Task to carry out: Tally the lines in the data that follows that include the word "Height", and report nothing but the total.

Figure contents as structured data
· · · ·

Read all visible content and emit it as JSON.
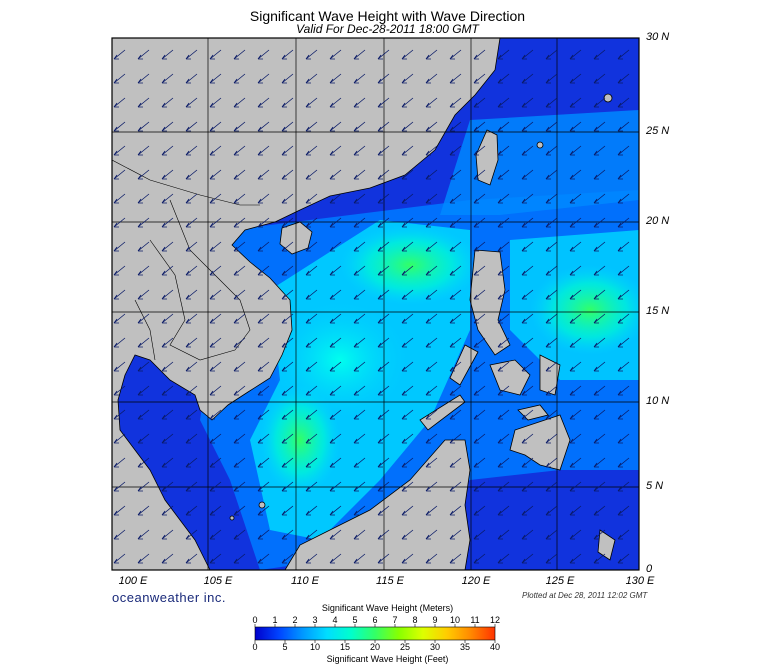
{
  "title": "Significant Wave Height with Wave Direction",
  "subtitle": "Valid For Dec-28-2011 18:00 GMT",
  "lat_labels": [
    "30 N",
    "25 N",
    "20 N",
    "15 N",
    "10 N",
    "5 N",
    "0"
  ],
  "lon_labels": [
    "100 E",
    "105 E",
    "110 E",
    "115 E",
    "120 E",
    "125 E",
    "130 E"
  ],
  "brand": "oceanweather inc.",
  "plotted_at": "Plotted at Dec 28, 2011 12:02 GMT",
  "colorbar": {
    "title_meters": "Significant Wave Height (Meters)",
    "title_feet": "Significant Wave Height (Feet)",
    "meters_ticks": [
      "0",
      "1",
      "2",
      "3",
      "4",
      "5",
      "6",
      "7",
      "8",
      "9",
      "10",
      "11",
      "12"
    ],
    "feet_ticks": [
      "0",
      "5",
      "10",
      "15",
      "20",
      "25",
      "30",
      "35",
      "40"
    ],
    "gradient_colors": [
      "#0000cc",
      "#0044ff",
      "#0099ff",
      "#00ddff",
      "#00ffcc",
      "#33ff66",
      "#88ff00",
      "#ddff00",
      "#ffcc00",
      "#ff8800",
      "#ff3300"
    ]
  },
  "colors": {
    "land": "#c0c0c0",
    "ocean_low": "#1133dd",
    "ocean_mid": "#00aaff",
    "ocean_high": "#00ffcc",
    "peak": "#33ff66",
    "arrow": "#0a1a66"
  },
  "wave_direction": "from northeast"
}
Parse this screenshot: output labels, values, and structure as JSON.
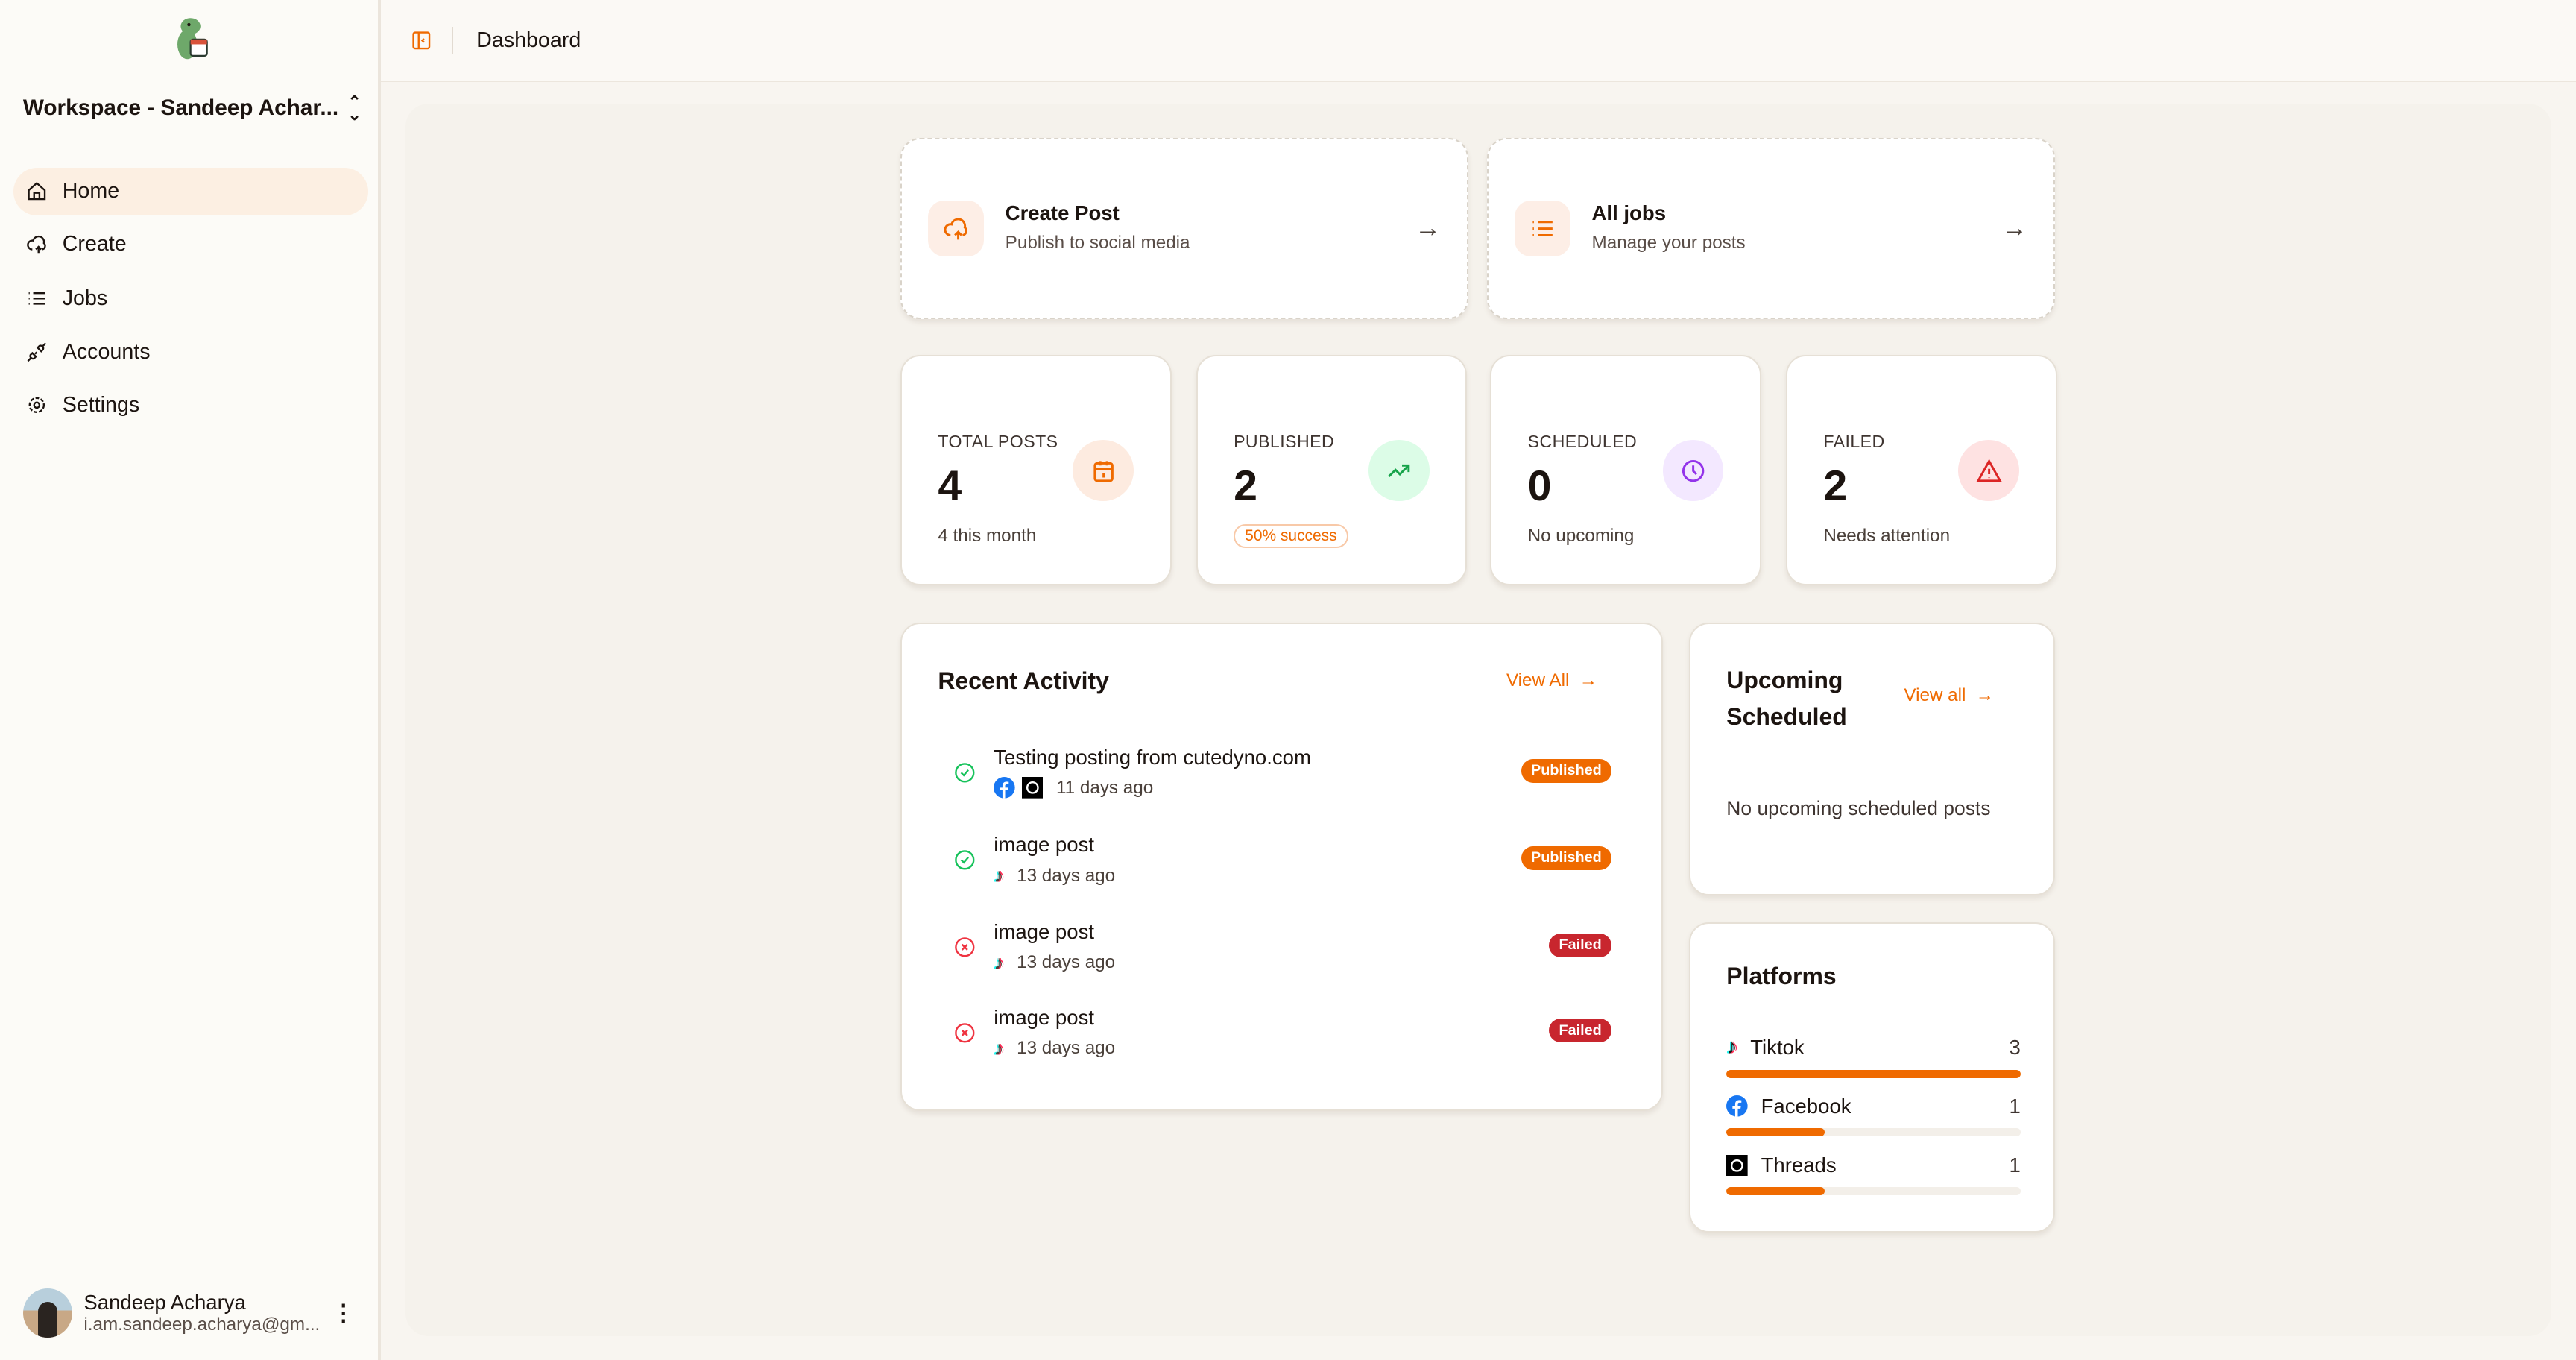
{
  "sidebar": {
    "workspace": "Workspace - Sandeep Achar...",
    "items": [
      {
        "label": "Home",
        "icon": "home-icon"
      },
      {
        "label": "Create",
        "icon": "cloud-upload-icon"
      },
      {
        "label": "Jobs",
        "icon": "list-icon"
      },
      {
        "label": "Accounts",
        "icon": "plug-icon"
      },
      {
        "label": "Settings",
        "icon": "gear-icon"
      }
    ],
    "user": {
      "name": "Sandeep Acharya",
      "email": "i.am.sandeep.acharya@gm..."
    }
  },
  "header": {
    "title": "Dashboard"
  },
  "actions": [
    {
      "title": "Create Post",
      "subtitle": "Publish to social media"
    },
    {
      "title": "All jobs",
      "subtitle": "Manage your posts"
    }
  ],
  "stats": [
    {
      "label": "TOTAL POSTS",
      "value": "4",
      "sub": "4 this month",
      "color": "#ef6a00",
      "bg": "#fdebe0"
    },
    {
      "label": "PUBLISHED",
      "value": "2",
      "sub": "50% success",
      "color": "#16a34a",
      "bg": "#dcfce7"
    },
    {
      "label": "SCHEDULED",
      "value": "0",
      "sub": "No upcoming",
      "color": "#9333ea",
      "bg": "#f3e8ff"
    },
    {
      "label": "FAILED",
      "value": "2",
      "sub": "Needs attention",
      "color": "#dc2626",
      "bg": "#fee2e2"
    }
  ],
  "recent": {
    "title": "Recent Activity",
    "view_all": "View All",
    "items": [
      {
        "title": "Testing posting from cutedyno.com",
        "time": "11 days ago",
        "status": "Published",
        "platforms": [
          "facebook",
          "threads"
        ]
      },
      {
        "title": "image post",
        "time": "13 days ago",
        "status": "Published",
        "platforms": [
          "tiktok"
        ]
      },
      {
        "title": "image post",
        "time": "13 days ago",
        "status": "Failed",
        "platforms": [
          "tiktok"
        ]
      },
      {
        "title": "image post",
        "time": "13 days ago",
        "status": "Failed",
        "platforms": [
          "tiktok"
        ]
      }
    ]
  },
  "upcoming": {
    "title_line1": "Upcoming",
    "title_line2": "Scheduled",
    "view_all": "View all",
    "empty": "No upcoming scheduled posts"
  },
  "platforms": {
    "title": "Platforms",
    "items": [
      {
        "name": "Tiktok",
        "count": "3",
        "fraction": 1
      },
      {
        "name": "Facebook",
        "count": "1",
        "fraction": 0.333
      },
      {
        "name": "Threads",
        "count": "1",
        "fraction": 0.333
      }
    ]
  },
  "colors": {
    "accent": "#ef6a00",
    "failed": "#c8262e",
    "success": "#16a34a"
  }
}
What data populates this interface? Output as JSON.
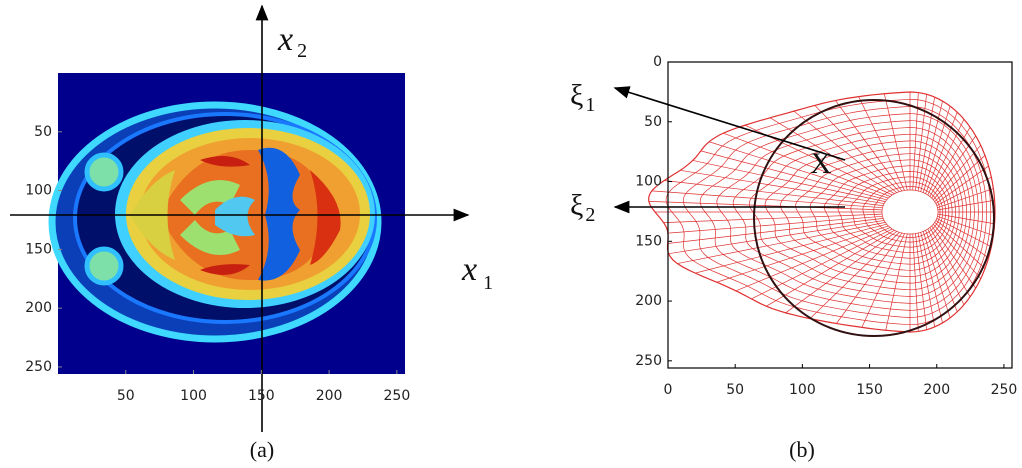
{
  "panel_a": {
    "caption": "(a)",
    "x1_label": "x",
    "x1_subscript": "1",
    "x2_label": "x",
    "x2_subscript": "2",
    "xlim": [
      0,
      256
    ],
    "ylim": [
      0,
      256
    ],
    "xticks": [
      50,
      100,
      150,
      200,
      250
    ],
    "yticks": [
      50,
      100,
      150,
      200,
      250
    ]
  },
  "panel_b": {
    "caption": "(b)",
    "xi1_label": "ξ",
    "xi1_subscript": "1",
    "xi2_label": "ξ",
    "xi2_subscript": "2",
    "point_label": "X",
    "xlim": [
      0,
      256
    ],
    "ylim": [
      0,
      256
    ],
    "xticks": [
      0,
      50,
      100,
      150,
      200,
      250
    ],
    "yticks": [
      0,
      50,
      100,
      150,
      200,
      250
    ]
  }
}
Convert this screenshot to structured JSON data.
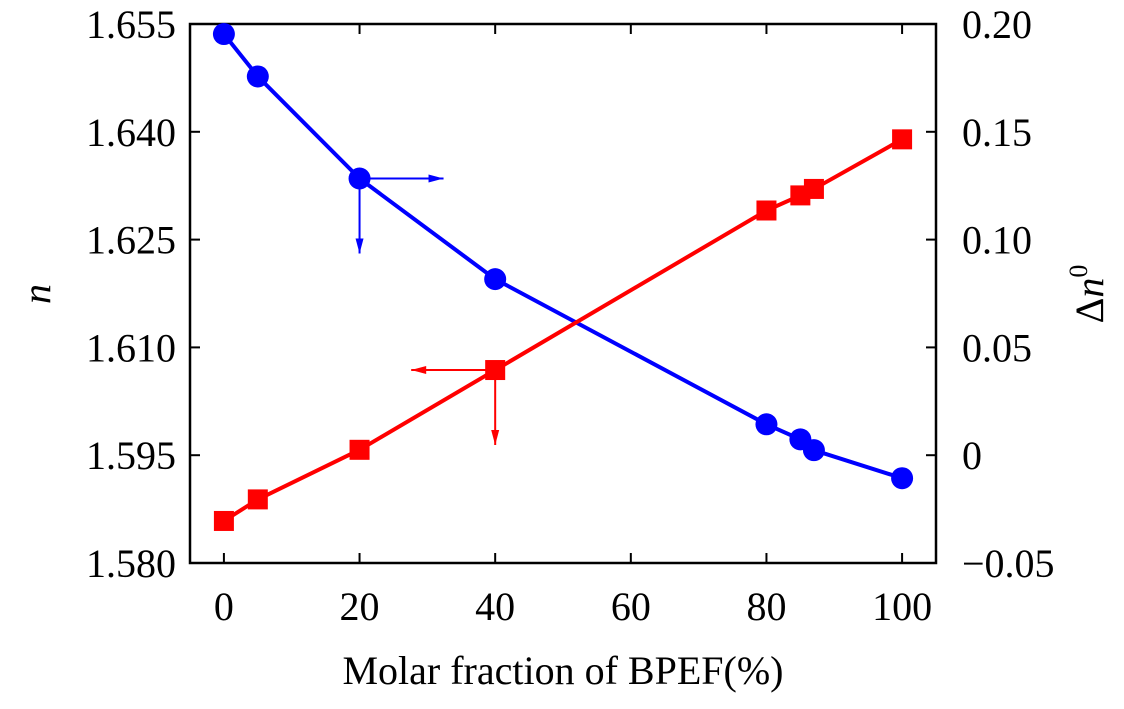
{
  "chart_data": {
    "type": "line",
    "xlabel": "Molar fraction of BPEF(%)",
    "ylabel_left": "n",
    "ylabel_right": {
      "prefix": "Δ",
      "main": "n",
      "sup": "0"
    },
    "xlim": [
      -5,
      105
    ],
    "ylim_left": [
      1.58,
      1.655
    ],
    "ylim_right": [
      -0.05,
      0.2
    ],
    "x_ticks": [
      {
        "value": 0,
        "label": "0"
      },
      {
        "value": 20,
        "label": "20"
      },
      {
        "value": 40,
        "label": "40"
      },
      {
        "value": 60,
        "label": "60"
      },
      {
        "value": 80,
        "label": "80"
      },
      {
        "value": 100,
        "label": "100"
      }
    ],
    "y_left_ticks": [
      {
        "value": 1.58,
        "label": "1.580"
      },
      {
        "value": 1.595,
        "label": "1.595"
      },
      {
        "value": 1.61,
        "label": "1.610"
      },
      {
        "value": 1.625,
        "label": "1.625"
      },
      {
        "value": 1.64,
        "label": "1.640"
      },
      {
        "value": 1.655,
        "label": "1.655"
      }
    ],
    "y_right_ticks": [
      {
        "value": -0.05,
        "label": "−0.05"
      },
      {
        "value": 0,
        "label": "0"
      },
      {
        "value": 0.05,
        "label": "0.05"
      },
      {
        "value": 0.1,
        "label": "0.10"
      },
      {
        "value": 0.15,
        "label": "0.15"
      },
      {
        "value": 0.2,
        "label": "0.20"
      }
    ],
    "series": [
      {
        "axis": "left",
        "marker": "circle",
        "color": "#0000ff",
        "x": [
          0,
          5,
          20,
          40,
          80,
          85,
          87,
          100
        ],
        "y": [
          1.6536,
          1.6477,
          1.6335,
          1.6195,
          1.5993,
          1.5972,
          1.5957,
          1.5918
        ],
        "indicator": {
          "at_index": 2,
          "direction": "right"
        }
      },
      {
        "axis": "right",
        "marker": "square",
        "color": "#ff0000",
        "x": [
          0,
          5,
          20,
          40,
          80,
          85,
          87,
          100
        ],
        "y": [
          -0.0305,
          -0.0205,
          0.0025,
          0.0395,
          0.1135,
          0.1205,
          0.1235,
          0.1465
        ],
        "indicator": {
          "at_index": 3,
          "direction": "left"
        }
      }
    ],
    "grid": false,
    "legend": "none"
  }
}
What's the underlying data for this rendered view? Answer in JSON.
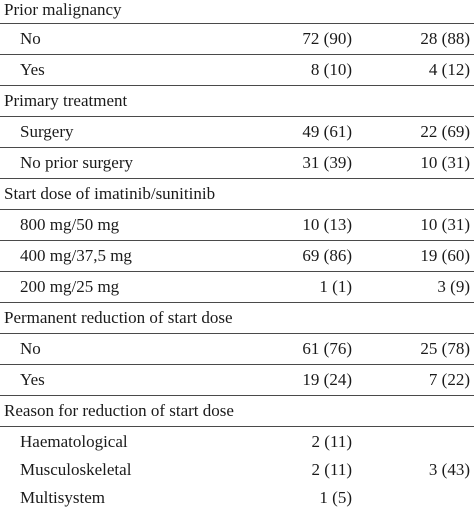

· · · ·

Written response: 3